REQUIREMENT. Scan the entries below and extract each line with the word "Java" in it.

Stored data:
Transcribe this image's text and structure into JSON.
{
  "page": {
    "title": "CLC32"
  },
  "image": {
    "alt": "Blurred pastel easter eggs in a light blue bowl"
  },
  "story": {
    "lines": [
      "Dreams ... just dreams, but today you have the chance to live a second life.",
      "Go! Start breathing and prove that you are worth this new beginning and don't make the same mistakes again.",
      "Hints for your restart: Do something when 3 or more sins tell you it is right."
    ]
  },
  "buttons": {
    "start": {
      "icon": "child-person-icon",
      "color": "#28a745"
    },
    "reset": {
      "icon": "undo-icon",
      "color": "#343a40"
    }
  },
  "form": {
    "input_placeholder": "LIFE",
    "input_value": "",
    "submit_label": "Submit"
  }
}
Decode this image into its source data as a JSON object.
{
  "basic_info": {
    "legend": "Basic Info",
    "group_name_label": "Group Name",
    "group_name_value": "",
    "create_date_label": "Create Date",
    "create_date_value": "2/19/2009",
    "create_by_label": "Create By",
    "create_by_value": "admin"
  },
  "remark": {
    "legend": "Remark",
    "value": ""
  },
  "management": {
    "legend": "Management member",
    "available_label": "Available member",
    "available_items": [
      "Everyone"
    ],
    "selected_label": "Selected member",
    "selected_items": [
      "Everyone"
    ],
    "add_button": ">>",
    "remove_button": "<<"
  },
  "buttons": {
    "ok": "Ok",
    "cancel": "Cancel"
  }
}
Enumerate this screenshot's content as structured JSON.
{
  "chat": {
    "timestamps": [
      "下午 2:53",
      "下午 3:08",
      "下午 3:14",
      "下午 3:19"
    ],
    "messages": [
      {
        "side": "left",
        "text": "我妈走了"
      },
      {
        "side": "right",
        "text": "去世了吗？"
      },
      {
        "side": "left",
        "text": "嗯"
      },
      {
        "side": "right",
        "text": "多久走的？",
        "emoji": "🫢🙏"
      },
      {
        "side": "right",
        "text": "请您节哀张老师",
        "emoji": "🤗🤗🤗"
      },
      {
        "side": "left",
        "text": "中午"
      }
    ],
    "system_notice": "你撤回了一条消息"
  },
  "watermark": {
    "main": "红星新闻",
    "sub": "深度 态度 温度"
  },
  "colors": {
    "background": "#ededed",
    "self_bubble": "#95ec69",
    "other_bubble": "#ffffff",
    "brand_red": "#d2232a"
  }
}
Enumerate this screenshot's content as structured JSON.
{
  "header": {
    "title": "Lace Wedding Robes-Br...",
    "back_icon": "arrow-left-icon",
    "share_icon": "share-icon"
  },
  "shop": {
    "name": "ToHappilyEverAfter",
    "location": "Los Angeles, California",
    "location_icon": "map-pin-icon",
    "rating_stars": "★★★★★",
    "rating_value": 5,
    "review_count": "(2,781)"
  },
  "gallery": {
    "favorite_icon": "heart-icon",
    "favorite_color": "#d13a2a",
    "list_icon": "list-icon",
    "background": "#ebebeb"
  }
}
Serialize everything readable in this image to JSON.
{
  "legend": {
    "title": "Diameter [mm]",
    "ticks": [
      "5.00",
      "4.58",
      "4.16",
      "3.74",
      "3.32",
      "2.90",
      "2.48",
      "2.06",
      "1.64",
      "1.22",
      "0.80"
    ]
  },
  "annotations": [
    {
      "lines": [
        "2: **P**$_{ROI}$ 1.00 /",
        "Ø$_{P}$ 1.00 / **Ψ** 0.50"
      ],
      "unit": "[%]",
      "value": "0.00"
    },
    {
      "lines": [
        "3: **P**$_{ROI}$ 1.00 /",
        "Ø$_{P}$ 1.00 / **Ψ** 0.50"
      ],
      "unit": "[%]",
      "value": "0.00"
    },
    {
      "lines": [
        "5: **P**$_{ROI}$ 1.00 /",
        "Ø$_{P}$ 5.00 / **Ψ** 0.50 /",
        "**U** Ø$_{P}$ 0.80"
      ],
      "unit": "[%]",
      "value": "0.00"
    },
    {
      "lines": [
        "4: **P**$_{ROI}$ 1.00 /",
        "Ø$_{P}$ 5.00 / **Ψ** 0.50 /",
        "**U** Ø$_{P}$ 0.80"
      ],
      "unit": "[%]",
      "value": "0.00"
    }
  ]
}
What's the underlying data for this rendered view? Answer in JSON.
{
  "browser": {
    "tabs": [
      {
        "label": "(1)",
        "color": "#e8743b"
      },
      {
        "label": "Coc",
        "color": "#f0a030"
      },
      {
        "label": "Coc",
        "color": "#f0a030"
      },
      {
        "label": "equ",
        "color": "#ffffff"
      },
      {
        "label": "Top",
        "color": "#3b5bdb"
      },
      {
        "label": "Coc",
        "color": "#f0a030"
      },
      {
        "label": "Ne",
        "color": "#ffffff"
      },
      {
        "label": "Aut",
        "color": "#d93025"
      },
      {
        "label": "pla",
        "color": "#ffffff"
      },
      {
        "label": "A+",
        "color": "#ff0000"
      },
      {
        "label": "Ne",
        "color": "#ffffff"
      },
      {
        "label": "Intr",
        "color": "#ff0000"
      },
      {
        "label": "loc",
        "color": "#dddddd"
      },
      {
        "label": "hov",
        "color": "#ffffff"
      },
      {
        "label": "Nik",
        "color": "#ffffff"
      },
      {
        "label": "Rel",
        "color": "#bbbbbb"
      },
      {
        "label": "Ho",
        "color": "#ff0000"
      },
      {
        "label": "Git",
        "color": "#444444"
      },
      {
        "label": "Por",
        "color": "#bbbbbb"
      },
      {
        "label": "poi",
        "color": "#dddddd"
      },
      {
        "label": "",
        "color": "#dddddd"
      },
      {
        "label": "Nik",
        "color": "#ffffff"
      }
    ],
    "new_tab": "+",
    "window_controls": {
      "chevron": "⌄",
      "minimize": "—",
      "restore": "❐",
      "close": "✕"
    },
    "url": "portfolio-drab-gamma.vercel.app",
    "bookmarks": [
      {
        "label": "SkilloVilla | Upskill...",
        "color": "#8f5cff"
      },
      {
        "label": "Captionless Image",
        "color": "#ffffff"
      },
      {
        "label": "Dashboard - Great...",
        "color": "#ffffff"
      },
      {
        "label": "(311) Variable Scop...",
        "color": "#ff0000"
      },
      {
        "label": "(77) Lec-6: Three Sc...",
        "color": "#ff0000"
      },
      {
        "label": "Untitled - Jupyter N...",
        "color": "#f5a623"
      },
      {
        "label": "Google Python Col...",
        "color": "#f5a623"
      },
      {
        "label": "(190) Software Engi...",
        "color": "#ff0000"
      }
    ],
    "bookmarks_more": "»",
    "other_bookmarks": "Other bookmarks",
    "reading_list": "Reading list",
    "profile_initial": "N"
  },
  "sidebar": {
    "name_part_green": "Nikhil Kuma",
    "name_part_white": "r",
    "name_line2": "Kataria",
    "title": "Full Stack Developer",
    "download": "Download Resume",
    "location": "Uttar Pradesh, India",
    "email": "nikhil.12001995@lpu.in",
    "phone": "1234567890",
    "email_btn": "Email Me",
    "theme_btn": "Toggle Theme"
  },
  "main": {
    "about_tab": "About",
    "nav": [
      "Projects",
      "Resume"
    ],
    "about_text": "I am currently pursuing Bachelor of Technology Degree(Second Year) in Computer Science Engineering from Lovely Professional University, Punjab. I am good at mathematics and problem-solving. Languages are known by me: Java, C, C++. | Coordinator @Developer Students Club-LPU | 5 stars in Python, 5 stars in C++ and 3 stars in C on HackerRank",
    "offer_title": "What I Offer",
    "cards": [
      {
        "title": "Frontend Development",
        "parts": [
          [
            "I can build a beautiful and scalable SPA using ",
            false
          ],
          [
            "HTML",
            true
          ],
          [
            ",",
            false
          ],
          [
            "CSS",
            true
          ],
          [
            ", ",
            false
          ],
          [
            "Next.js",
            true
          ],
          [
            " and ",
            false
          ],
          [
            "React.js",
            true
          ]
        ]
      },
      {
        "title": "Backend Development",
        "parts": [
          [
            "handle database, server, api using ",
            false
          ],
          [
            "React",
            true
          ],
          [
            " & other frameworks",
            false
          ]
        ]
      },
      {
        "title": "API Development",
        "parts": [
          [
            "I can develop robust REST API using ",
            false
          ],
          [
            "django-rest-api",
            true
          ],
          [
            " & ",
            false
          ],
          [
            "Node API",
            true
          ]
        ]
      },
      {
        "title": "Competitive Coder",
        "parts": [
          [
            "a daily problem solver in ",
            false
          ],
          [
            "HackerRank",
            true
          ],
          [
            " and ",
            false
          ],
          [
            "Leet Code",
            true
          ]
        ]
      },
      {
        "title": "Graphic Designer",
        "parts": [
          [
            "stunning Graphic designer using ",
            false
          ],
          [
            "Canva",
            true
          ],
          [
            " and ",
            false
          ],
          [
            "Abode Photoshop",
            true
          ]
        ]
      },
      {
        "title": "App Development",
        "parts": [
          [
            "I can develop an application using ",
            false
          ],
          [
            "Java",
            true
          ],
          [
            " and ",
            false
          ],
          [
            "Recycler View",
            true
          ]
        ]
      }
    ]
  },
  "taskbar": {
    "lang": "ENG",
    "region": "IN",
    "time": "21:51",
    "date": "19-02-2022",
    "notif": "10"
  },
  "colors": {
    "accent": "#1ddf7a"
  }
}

OUTPUT OF THE TASK.
    "about_text": "I am currently pursuing Bachelor of Technology Degree(Second Year) in Computer Science Engineering from Lovely Professional University, Punjab. I am good at mathematics and problem-solving. Languages are known by me: Java, C, C++. | Coordinator @Developer Students Club-LPU | 5 stars in Python, 5 stars in C++ and 3 stars in C on HackerRank",
            "Java",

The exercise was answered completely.